Required work:
Reproduce the data exactly and drop any pictures it holds.

** BEGIN **

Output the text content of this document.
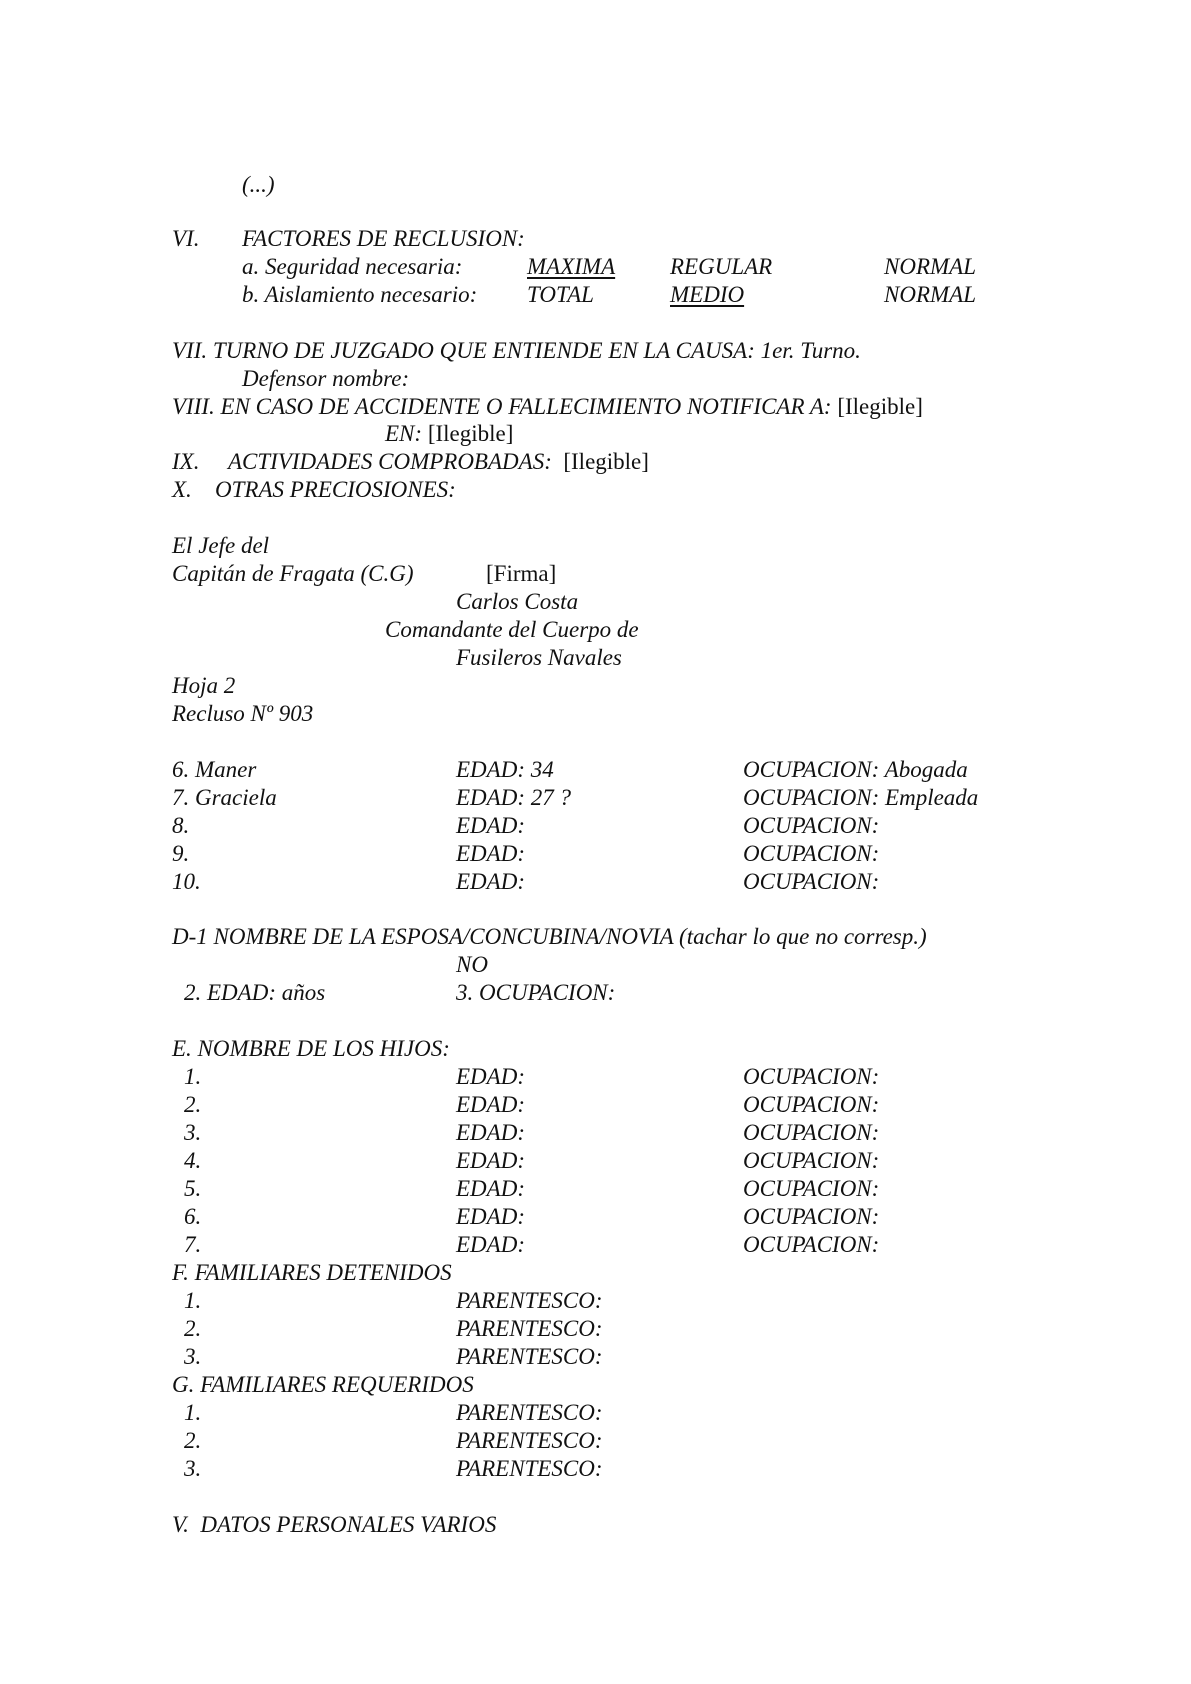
(...)
VI. FACTORES DE RECLUSION:
a. Seguridad necesaria:	MAXIMA REGULAR	NORMAL
b. Aislamiento necesario: TOTAL	MEDIO	NORMAL
VII. TURNO DE JUZGADO QUE ENTIENDE EN LA CAUSA: 1er. Turno.
Defensor nombre:
VIII. EN CASO DE ACCIDENTE O FALLECIMIENTO NOTIFICAR A: [Ilegible]
EN: [Ilegible]
IX. ACTIVIDADES COMPROBADAS: [Ilegible]
X. OTRAS PRECIOSIONES:
El Jefe del
Capitán de Fragata (C.G)	[Firma]
Carlos Costa
Comandante del Cuerpo de
Fusileros Navales
Hoja 2
Recluso Nº 903
6. Maner	EDAD: 34	OCUPACION: Abogada
7. Graciela	EDAD: 27 ?	OCUPACION: Empleada
8.	EDAD:	OCUPACION:
9.	EDAD:	OCUPACION:
10.	EDAD:	OCUPACION:
D-1 NOMBRE DE LA ESPOSA/CONCUBINA/NOVIA (tachar lo que no corresp.)
NO
2. EDAD: años	3. OCUPACION:
E. NOMBRE DE LOS HIJOS:
1.	EDAD:	OCUPACION:
2.	EDAD:	OCUPACION:
3.	EDAD:	OCUPACION:
4.	EDAD:	OCUPACION:
5.	EDAD:	OCUPACION:
6.	EDAD:	OCUPACION:
7.	EDAD:	OCUPACION:
F. FAMILIARES DETENIDOS
1.	PARENTESCO:
2.	PARENTESCO:
3.	PARENTESCO:
G. FAMILIARES REQUERIDOS
1.	PARENTESCO:
2.	PARENTESCO:
3.	PARENTESCO:
V.  DATOS PERSONALES VARIOS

** END **

Problem solution:
Output the text content of this document.
(...)
VI. FACTORES DE RECLUSION:
a. Seguridad necesaria:	MAXIMA REGULAR	NORMAL
b. Aislamiento necesario: TOTAL	MEDIO	NORMAL
VII. TURNO DE JUZGADO QUE ENTIENDE EN LA CAUSA: 1er. Turno.
Defensor nombre:
VIII. EN CASO DE ACCIDENTE O FALLECIMIENTO NOTIFICAR A: [Ilegible]
EN: [Ilegible]
IX. ACTIVIDADES COMPROBADAS: [Ilegible]
X. OTRAS PRECIOSIONES:
El Jefe del
Capitán de Fragata (C.G)	[Firma]
Carlos Costa
Comandante del Cuerpo de
Fusileros Navales
Hoja 2
Recluso Nº 903
6. Maner	EDAD: 34	OCUPACION: Abogada
7. Graciela	EDAD: 27 ?	OCUPACION: Empleada
8.	EDAD:	OCUPACION:
9.	EDAD:	OCUPACION:
10.	EDAD:	OCUPACION:
D-1 NOMBRE DE LA ESPOSA/CONCUBINA/NOVIA (tachar lo que no corresp.)
NO
2. EDAD: años	3. OCUPACION:
E. NOMBRE DE LOS HIJOS:
1.	EDAD:	OCUPACION:
2.	EDAD:	OCUPACION:
3.	EDAD:	OCUPACION:
4.	EDAD:	OCUPACION:
5.	EDAD:	OCUPACION:
6.	EDAD:	OCUPACION:
7.	EDAD:	OCUPACION:
F. FAMILIARES DETENIDOS
1.	PARENTESCO:
2.	PARENTESCO:
3.	PARENTESCO:
G. FAMILIARES REQUERIDOS
1.	PARENTESCO:
2.	PARENTESCO:
3.	PARENTESCO:
V.  DATOS PERSONALES VARIOS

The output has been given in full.